> _EXERCISE TASK_
Tally the lines that contain the string "апарати" and give the number by itself.

> _RECORDS SUPPLIED_
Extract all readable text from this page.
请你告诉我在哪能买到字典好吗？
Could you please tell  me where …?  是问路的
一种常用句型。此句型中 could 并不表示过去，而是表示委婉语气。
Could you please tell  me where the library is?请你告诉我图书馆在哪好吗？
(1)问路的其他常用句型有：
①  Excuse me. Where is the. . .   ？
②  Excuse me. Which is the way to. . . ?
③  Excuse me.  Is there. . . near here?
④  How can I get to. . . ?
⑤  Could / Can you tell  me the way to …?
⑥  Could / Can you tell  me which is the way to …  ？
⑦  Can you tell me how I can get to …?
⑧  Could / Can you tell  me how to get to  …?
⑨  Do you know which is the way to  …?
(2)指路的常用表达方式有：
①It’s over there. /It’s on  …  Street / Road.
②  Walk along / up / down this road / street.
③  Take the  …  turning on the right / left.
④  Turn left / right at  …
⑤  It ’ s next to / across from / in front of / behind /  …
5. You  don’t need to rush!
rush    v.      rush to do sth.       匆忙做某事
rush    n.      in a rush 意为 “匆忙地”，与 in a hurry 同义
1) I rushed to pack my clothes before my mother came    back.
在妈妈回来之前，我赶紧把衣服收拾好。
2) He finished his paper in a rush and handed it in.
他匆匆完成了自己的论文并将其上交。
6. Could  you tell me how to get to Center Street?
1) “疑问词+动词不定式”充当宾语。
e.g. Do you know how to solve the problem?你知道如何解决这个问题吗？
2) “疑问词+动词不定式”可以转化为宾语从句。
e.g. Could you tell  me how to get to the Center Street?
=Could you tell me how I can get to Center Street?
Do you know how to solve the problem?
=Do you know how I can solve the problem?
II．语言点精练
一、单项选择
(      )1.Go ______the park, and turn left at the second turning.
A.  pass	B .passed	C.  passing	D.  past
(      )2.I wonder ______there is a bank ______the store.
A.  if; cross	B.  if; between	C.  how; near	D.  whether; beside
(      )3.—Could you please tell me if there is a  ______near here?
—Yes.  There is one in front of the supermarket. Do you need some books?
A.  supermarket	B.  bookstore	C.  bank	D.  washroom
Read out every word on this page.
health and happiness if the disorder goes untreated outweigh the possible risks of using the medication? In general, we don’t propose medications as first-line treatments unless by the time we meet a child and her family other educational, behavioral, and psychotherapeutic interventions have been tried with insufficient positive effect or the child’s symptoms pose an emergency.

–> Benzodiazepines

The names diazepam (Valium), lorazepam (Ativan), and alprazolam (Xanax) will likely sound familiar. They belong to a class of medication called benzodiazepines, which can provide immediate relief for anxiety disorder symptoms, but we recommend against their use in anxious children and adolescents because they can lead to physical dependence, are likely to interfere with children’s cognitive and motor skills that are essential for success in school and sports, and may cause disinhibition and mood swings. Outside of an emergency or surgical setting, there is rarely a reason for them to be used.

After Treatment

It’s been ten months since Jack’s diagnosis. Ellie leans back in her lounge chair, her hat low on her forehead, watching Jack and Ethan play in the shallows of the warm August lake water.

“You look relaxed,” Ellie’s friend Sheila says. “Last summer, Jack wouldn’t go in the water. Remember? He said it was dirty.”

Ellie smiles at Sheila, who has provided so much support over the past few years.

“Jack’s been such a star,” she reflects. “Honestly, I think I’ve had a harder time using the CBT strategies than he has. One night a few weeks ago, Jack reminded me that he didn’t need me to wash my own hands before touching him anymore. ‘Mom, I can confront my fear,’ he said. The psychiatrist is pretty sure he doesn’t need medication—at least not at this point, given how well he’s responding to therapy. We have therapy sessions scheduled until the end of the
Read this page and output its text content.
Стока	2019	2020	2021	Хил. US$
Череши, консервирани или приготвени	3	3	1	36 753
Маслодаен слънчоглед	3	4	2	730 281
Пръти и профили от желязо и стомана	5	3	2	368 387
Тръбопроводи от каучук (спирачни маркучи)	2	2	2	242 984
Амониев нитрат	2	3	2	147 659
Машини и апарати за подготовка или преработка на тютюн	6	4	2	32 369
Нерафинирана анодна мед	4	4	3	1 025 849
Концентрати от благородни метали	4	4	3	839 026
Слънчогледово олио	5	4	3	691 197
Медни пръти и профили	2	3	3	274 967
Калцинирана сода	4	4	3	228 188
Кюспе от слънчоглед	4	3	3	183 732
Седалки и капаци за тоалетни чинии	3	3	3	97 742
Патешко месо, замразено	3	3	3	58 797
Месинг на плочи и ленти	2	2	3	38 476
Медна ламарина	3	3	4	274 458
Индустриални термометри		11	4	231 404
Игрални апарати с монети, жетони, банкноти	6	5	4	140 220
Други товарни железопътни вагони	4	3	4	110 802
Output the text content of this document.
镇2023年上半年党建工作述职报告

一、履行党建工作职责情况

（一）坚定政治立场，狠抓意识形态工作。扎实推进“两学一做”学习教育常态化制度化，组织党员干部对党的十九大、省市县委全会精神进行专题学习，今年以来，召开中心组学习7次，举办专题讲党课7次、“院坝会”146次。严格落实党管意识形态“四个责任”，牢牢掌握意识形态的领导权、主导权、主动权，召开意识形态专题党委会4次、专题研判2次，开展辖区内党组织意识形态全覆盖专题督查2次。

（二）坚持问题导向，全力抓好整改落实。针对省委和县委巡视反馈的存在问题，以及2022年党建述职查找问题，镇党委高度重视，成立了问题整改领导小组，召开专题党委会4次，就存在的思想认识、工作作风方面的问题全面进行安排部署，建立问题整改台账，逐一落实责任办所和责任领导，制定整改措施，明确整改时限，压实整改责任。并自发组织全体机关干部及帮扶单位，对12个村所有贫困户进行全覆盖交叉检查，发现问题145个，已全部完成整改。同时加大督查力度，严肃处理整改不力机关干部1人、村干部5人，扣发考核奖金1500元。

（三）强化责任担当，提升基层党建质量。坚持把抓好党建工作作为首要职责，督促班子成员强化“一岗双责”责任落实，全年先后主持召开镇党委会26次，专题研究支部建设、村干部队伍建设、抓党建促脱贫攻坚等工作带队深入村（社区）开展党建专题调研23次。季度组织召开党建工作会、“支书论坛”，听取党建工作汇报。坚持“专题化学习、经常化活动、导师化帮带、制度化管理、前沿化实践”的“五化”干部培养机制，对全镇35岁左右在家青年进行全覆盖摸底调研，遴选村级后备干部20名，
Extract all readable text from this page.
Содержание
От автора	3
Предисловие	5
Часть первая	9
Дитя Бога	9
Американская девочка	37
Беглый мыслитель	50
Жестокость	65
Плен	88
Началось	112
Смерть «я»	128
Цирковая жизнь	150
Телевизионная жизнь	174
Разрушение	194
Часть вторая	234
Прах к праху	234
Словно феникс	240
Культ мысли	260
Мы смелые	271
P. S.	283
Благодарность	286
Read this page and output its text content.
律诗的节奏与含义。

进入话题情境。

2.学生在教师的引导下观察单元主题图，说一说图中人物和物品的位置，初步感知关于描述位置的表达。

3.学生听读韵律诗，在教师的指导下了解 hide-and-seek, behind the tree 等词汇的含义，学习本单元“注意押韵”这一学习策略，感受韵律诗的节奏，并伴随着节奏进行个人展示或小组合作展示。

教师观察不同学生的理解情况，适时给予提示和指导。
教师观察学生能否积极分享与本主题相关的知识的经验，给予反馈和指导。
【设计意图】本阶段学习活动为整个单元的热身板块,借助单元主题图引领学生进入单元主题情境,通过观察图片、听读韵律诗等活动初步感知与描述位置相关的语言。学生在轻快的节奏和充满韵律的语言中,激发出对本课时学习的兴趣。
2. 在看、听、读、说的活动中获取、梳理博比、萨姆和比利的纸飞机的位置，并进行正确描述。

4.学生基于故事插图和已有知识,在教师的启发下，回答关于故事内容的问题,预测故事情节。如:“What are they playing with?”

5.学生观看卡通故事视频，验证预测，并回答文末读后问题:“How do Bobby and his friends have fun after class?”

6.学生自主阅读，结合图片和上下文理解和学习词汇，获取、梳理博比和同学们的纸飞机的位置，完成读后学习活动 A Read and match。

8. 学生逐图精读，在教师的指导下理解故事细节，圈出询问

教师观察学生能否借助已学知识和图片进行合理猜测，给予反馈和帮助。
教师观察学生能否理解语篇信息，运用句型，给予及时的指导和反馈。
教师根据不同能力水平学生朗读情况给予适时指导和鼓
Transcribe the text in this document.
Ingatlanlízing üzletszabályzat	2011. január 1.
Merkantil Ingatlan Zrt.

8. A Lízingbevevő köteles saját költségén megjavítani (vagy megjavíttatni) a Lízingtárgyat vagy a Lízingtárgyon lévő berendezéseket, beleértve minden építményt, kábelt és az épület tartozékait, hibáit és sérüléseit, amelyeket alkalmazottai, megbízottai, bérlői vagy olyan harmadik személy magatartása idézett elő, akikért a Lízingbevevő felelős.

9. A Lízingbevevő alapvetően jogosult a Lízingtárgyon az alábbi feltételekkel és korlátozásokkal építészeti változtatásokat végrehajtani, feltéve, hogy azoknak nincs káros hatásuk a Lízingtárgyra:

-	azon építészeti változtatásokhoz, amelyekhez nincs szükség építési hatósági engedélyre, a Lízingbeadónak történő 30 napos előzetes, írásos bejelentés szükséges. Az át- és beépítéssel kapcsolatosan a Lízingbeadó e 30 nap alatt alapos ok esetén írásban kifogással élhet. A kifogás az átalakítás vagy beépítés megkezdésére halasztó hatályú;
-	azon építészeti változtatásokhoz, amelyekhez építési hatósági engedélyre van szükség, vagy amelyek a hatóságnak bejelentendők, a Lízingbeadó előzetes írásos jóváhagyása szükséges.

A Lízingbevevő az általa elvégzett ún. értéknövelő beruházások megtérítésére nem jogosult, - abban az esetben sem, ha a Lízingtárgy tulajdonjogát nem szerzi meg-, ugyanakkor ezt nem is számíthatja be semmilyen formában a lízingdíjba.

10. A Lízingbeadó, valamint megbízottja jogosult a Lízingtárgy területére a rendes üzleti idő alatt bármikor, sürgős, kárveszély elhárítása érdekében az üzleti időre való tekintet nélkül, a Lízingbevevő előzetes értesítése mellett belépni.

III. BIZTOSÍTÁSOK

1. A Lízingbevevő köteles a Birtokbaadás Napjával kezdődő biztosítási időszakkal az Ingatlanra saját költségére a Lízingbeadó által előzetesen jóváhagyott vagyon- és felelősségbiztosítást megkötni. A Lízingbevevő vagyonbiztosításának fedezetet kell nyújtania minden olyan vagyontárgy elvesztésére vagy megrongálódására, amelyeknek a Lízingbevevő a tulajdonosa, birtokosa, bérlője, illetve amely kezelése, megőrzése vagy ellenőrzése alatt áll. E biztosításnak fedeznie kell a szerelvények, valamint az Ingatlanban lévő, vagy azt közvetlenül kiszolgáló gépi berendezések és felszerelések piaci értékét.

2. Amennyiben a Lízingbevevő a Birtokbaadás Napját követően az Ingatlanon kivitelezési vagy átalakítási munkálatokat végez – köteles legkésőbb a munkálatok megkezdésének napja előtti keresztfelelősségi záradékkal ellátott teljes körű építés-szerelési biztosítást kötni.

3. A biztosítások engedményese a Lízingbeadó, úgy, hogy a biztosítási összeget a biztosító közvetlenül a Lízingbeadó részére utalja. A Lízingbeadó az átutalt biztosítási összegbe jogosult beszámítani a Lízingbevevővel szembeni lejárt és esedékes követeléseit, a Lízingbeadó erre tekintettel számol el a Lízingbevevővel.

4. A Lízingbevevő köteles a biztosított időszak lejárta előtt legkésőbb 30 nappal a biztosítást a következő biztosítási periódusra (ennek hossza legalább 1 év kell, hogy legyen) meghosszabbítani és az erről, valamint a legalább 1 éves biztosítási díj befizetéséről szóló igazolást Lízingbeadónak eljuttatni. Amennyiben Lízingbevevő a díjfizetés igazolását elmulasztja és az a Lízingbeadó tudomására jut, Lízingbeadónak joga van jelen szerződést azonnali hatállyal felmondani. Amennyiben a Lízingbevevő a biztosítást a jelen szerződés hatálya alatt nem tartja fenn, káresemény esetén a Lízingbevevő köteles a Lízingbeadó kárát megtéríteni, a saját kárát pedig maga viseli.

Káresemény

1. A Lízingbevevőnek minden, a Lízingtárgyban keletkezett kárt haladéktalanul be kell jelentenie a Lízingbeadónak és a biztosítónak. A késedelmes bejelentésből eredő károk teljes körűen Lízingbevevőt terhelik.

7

> _CORRECT RESULT_
2